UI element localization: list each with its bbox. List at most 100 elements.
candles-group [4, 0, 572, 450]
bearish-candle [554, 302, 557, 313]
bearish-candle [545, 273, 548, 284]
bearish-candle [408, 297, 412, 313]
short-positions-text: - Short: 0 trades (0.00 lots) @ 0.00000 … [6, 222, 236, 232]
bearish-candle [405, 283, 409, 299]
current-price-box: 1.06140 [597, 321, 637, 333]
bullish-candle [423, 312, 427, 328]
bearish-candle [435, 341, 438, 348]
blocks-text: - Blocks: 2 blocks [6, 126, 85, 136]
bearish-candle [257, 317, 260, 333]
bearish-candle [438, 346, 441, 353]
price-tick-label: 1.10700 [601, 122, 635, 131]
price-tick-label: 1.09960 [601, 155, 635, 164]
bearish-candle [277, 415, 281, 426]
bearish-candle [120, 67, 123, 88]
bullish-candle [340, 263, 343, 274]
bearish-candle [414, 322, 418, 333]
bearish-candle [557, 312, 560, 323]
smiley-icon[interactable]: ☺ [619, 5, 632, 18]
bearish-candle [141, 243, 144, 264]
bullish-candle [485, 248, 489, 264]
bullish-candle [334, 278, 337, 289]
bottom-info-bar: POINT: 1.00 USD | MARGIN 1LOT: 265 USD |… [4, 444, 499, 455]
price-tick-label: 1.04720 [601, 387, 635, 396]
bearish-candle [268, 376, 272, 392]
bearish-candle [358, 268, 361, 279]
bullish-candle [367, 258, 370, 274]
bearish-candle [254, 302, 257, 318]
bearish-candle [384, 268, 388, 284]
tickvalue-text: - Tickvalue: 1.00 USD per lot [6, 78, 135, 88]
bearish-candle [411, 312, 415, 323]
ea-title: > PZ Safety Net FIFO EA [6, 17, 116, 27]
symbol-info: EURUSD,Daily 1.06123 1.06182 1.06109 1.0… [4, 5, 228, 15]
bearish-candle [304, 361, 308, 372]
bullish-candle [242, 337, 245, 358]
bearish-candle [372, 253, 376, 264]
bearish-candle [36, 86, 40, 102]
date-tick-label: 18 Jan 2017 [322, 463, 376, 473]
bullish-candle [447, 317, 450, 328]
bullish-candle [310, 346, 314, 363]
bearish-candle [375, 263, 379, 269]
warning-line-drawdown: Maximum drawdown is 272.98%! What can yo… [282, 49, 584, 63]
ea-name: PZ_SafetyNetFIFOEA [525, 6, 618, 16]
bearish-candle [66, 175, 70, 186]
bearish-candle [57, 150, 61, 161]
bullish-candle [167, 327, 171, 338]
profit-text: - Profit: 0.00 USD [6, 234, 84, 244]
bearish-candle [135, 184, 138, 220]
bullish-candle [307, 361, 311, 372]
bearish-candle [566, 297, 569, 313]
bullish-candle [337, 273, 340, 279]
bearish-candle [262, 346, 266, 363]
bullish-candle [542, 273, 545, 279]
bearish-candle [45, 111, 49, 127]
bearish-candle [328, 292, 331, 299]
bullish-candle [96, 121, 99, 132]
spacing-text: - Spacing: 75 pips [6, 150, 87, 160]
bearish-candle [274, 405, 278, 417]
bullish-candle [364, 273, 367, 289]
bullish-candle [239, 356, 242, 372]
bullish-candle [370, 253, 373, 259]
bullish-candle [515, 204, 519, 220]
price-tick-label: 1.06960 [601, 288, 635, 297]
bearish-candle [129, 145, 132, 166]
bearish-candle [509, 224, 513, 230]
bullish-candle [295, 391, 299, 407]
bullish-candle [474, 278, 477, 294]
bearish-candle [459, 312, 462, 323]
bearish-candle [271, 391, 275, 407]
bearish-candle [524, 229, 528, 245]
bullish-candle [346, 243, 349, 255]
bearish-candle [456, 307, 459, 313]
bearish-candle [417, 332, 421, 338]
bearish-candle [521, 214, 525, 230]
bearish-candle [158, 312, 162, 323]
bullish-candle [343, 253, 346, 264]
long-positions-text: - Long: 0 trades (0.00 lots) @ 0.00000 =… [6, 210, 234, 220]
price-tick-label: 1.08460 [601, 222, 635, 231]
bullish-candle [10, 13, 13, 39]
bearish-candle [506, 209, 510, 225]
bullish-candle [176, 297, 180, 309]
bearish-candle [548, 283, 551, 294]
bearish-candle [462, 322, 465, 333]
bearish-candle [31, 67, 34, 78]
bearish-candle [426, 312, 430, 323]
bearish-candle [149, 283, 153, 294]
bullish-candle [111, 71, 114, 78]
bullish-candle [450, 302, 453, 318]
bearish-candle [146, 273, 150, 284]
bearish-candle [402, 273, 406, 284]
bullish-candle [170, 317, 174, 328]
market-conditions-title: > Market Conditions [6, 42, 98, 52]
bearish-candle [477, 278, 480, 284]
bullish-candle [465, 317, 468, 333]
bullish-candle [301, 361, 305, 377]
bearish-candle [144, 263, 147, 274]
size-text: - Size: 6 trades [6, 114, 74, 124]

===============

Set exercise:
Rewrite the data above, switching every "bearish-candle" to "down-candle" and leaving all else unchanged.

Correct response:
UI element localization: list each with its bbox. List at most 100 elements.
candles-group [4, 0, 572, 450]
down-candle [554, 302, 557, 313]
down-candle [545, 273, 548, 284]
down-candle [408, 297, 412, 313]
short-positions-text: - Short: 0 trades (0.00 lots) @ 0.00000 … [6, 222, 236, 232]
down-candle [405, 283, 409, 299]
current-price-box: 1.06140 [597, 321, 637, 333]
bullish-candle [423, 312, 427, 328]
down-candle [435, 341, 438, 348]
blocks-text: - Blocks: 2 blocks [6, 126, 85, 136]
down-candle [257, 317, 260, 333]
down-candle [438, 346, 441, 353]
price-tick-label: 1.10700 [601, 122, 635, 131]
price-tick-label: 1.09960 [601, 155, 635, 164]
down-candle [277, 415, 281, 426]
down-candle [120, 67, 123, 88]
bullish-candle [340, 263, 343, 274]
down-candle [414, 322, 418, 333]
down-candle [557, 312, 560, 323]
smiley-icon[interactable]: ☺ [619, 5, 632, 18]
down-candle [141, 243, 144, 264]
bullish-candle [485, 248, 489, 264]
bullish-candle [334, 278, 337, 289]
bottom-info-bar: POINT: 1.00 USD | MARGIN 1LOT: 265 USD |… [4, 444, 499, 455]
price-tick-label: 1.04720 [601, 387, 635, 396]
down-candle [268, 376, 272, 392]
down-candle [358, 268, 361, 279]
bullish-candle [367, 258, 370, 274]
down-candle [254, 302, 257, 318]
down-candle [384, 268, 388, 284]
tickvalue-text: - Tickvalue: 1.00 USD per lot [6, 78, 135, 88]
down-candle [411, 312, 415, 323]
ea-title: > PZ Safety Net FIFO EA [6, 17, 116, 27]
symbol-info: EURUSD,Daily 1.06123 1.06182 1.06109 1.0… [4, 5, 228, 15]
down-candle [304, 361, 308, 372]
bullish-candle [242, 337, 245, 358]
down-candle [372, 253, 376, 264]
down-candle [36, 86, 40, 102]
date-tick-label: 18 Jan 2017 [322, 463, 376, 473]
bullish-candle [447, 317, 450, 328]
bullish-candle [310, 346, 314, 363]
down-candle [375, 263, 379, 269]
warning-line-drawdown: Maximum drawdown is 272.98%! What can yo… [282, 49, 584, 63]
ea-name: PZ_SafetyNetFIFOEA [525, 6, 618, 16]
down-candle [66, 175, 70, 186]
down-candle [57, 150, 61, 161]
bullish-candle [167, 327, 171, 338]
profit-text: - Profit: 0.00 USD [6, 234, 84, 244]
down-candle [135, 184, 138, 220]
bullish-candle [307, 361, 311, 372]
down-candle [566, 297, 569, 313]
bullish-candle [337, 273, 340, 279]
down-candle [262, 346, 266, 363]
bullish-candle [542, 273, 545, 279]
down-candle [45, 111, 49, 127]
down-candle [328, 292, 331, 299]
bullish-candle [96, 121, 99, 132]
spacing-text: - Spacing: 75 pips [6, 150, 87, 160]
down-candle [274, 405, 278, 417]
bullish-candle [364, 273, 367, 289]
bullish-candle [239, 356, 242, 372]
bullish-candle [370, 253, 373, 259]
bullish-candle [515, 204, 519, 220]
price-tick-label: 1.06960 [601, 288, 635, 297]
down-candle [129, 145, 132, 166]
down-candle [509, 224, 513, 230]
bullish-candle [295, 391, 299, 407]
bullish-candle [474, 278, 477, 294]
down-candle [459, 312, 462, 323]
down-candle [271, 391, 275, 407]
down-candle [524, 229, 528, 245]
bullish-candle [346, 243, 349, 255]
down-candle [456, 307, 459, 313]
down-candle [417, 332, 421, 338]
down-candle [521, 214, 525, 230]
down-candle [158, 312, 162, 323]
bullish-candle [343, 253, 346, 264]
long-positions-text: - Long: 0 trades (0.00 lots) @ 0.00000 =… [6, 210, 234, 220]
price-tick-label: 1.08460 [601, 222, 635, 231]
bullish-candle [10, 13, 13, 39]
down-candle [506, 209, 510, 225]
bullish-candle [176, 297, 180, 309]
down-candle [548, 283, 551, 294]
down-candle [462, 322, 465, 333]
down-candle [31, 67, 34, 78]
down-candle [426, 312, 430, 323]
down-candle [149, 283, 153, 294]
bullish-candle [111, 71, 114, 78]
bullish-candle [450, 302, 453, 318]
down-candle [146, 273, 150, 284]
down-candle [402, 273, 406, 284]
bullish-candle [170, 317, 174, 328]
market-conditions-title: > Market Conditions [6, 42, 98, 52]
down-candle [477, 278, 480, 284]
bullish-candle [465, 317, 468, 333]
bullish-candle [301, 361, 305, 377]
down-candle [144, 263, 147, 274]
size-text: - Size: 6 trades [6, 114, 74, 124]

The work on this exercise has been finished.